● **Opdracht**: Schrijf het vervolg van de verordeningstekst over saneringen en ontheffingen hieronder, te beginnen na de laatste zin.

══ Te lezen tekst

Op de uitvoering van een sanering op grond van een saneringsplan waarmee gedeputeerde staten op basis van artikel 63e van de Wet bodembescherming hebben ingestemd, is artikel 6.5, met uitzondering van het derde lid, van overeenkomstige toepassing.

Artikel 6.14

De waterkwaliteitsbeheerder verschaft gedeputeerde staten de informatie omtrent de resultaten van door hem uitgevoerde saneringen en de besteding van de daarvoor aan hem toegekende gelden overeenkomstig de voorschriften die gedeputeerde staten stellen bij het verlenen van een bijdrage.

Artikel 6.15

In de aanvraag om een ontheffing als bedoeld in artikel 63i, eerste lid, onder c, van de Wet

bodembescherming worden vermeld:

  • a.

    de risico's ten aanzien van de verspreiding van de achterblijvende ernstige verontreinigingen, alsmede de wijze waarop deze risico's worden geminimaliseerd;

  • b.

    de bestemming van de vrijkomende baggerspecie en de eventuele fracties daarvan.

HOOFDSTUK 7. ONTHEFFINGEN

Artikel 7.1

Van de bepalingen van deze verordening en van de daarvan deel uitmakende bijlagen kan een ontheffing als bedoeld in artikel 1.3 van de wet worden verleend voor zover dat bij die bepalingen is aangegeven. Dit hoofdstuk is van toepassing op de totstandkoming van de beschikking op de aanvraag tot het geven van een ontheffing en van de beschikking tot wijziging of intrekking van een ontheffing.

════
══ Gegevensuittreksel

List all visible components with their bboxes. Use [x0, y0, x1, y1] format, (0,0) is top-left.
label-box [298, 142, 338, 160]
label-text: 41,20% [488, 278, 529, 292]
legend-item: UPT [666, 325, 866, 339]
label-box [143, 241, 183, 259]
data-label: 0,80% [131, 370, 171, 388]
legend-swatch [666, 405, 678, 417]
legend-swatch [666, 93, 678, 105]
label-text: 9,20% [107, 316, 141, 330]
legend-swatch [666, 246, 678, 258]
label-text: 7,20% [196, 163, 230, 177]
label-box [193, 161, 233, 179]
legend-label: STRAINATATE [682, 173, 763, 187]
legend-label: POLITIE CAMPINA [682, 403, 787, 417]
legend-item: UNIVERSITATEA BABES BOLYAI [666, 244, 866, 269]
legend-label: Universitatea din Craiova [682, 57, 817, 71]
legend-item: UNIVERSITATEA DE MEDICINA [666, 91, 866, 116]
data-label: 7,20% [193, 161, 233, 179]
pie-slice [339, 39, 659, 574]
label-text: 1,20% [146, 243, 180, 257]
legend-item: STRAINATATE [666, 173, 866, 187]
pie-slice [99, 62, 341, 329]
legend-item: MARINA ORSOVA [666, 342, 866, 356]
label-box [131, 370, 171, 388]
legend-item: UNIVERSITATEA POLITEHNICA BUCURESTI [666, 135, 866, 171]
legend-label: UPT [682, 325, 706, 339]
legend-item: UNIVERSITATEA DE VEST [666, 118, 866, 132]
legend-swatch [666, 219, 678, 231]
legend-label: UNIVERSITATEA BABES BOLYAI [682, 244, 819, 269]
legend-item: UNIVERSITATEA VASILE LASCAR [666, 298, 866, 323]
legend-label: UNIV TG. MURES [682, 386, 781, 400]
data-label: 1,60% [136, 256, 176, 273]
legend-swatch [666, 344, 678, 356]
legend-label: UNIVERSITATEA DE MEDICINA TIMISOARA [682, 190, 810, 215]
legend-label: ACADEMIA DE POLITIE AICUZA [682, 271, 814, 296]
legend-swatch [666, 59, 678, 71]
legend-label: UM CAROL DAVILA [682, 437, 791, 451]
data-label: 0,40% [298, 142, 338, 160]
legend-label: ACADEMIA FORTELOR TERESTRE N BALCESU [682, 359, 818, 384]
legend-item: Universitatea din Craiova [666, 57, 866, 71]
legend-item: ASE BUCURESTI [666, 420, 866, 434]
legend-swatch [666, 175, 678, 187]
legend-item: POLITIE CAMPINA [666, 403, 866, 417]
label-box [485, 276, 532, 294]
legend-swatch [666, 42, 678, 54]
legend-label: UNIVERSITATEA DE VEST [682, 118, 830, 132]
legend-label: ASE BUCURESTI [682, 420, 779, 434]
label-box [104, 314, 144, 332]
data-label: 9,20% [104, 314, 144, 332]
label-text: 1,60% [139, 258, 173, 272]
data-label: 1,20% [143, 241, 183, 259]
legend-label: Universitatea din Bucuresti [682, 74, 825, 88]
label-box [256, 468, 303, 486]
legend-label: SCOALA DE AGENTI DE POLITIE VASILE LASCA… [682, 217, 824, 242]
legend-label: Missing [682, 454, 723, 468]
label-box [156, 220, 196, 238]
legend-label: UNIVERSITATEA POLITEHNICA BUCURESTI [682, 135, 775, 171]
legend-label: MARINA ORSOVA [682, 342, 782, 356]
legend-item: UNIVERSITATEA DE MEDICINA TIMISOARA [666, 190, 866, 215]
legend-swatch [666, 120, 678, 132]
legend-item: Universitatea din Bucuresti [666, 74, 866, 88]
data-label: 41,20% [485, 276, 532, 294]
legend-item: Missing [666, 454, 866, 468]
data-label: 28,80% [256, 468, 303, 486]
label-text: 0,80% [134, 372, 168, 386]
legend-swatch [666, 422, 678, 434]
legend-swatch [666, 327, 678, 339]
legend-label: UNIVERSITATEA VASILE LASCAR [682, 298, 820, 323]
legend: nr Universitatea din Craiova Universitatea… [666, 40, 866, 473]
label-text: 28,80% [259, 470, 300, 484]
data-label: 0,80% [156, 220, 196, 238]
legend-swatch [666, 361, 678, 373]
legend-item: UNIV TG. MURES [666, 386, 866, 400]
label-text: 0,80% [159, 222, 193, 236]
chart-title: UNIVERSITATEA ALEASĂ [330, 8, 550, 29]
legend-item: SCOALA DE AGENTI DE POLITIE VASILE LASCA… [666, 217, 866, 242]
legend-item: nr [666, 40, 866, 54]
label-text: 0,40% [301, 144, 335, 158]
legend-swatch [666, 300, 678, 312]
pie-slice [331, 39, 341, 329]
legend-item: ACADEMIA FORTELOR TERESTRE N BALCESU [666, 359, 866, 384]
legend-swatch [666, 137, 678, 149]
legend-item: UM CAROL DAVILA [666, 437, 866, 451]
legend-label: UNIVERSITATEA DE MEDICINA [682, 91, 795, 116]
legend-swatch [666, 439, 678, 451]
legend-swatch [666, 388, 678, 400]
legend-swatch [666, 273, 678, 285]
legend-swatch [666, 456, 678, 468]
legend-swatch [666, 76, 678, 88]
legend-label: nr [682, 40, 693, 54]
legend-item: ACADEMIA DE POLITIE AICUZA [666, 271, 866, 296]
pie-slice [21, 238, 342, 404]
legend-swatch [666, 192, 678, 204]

════

● **Antwoord**:
Artikel 7.2

Het bestuursorgaan houdt bij het besluit op de aanvraag om ontheffing in ieder geval rekening met: de richtwaarden voor de onderdelen van het milieu, waarvoor de gedraging waarvoor ontheffing wordt gevraagd, gevolgen kan hebben, voor zover de verplichting om daarmee rekening te houden is vastgelegd in artikel 5.2.1.1.

Artikel 7.3

De ontheffing wordt geweigerd indien door het stellen van beperkingen of voorschriften niet voldoende kan worden tegemoet gekomen aan het belang dat beschermd wordt door de bepaling waarvan ontheffing wordt gevraagd.

Artikel 7.4

  • 1.

    Een ontheffing kan in het belang dat beschermd wordt door de bepaling waarvan ontheffing wordt verleend, onder beperkingen worden verleend. Aan een ontheffing worden de voorschriften verbonden, die ter bescherming van dat belang nodig zijn.

  • 2.

    Met betrekking tot de ontheffing, de beperkingen waaronder de ontheffing wordt verleend en de aan de ontheffing te verbinden voorschriften zijn de artikelen 8.11, 8.12, 8.13 en 8.16 van de wet van overeenkomstige toepassing.

Artikel 7.5

  • 1.

    Een ontheffing geldt voor degene aan wie zij is verleend en voor zijn rechtsopvolgers, tenzij bij de ontheffing anders is bepaald.

  • 2.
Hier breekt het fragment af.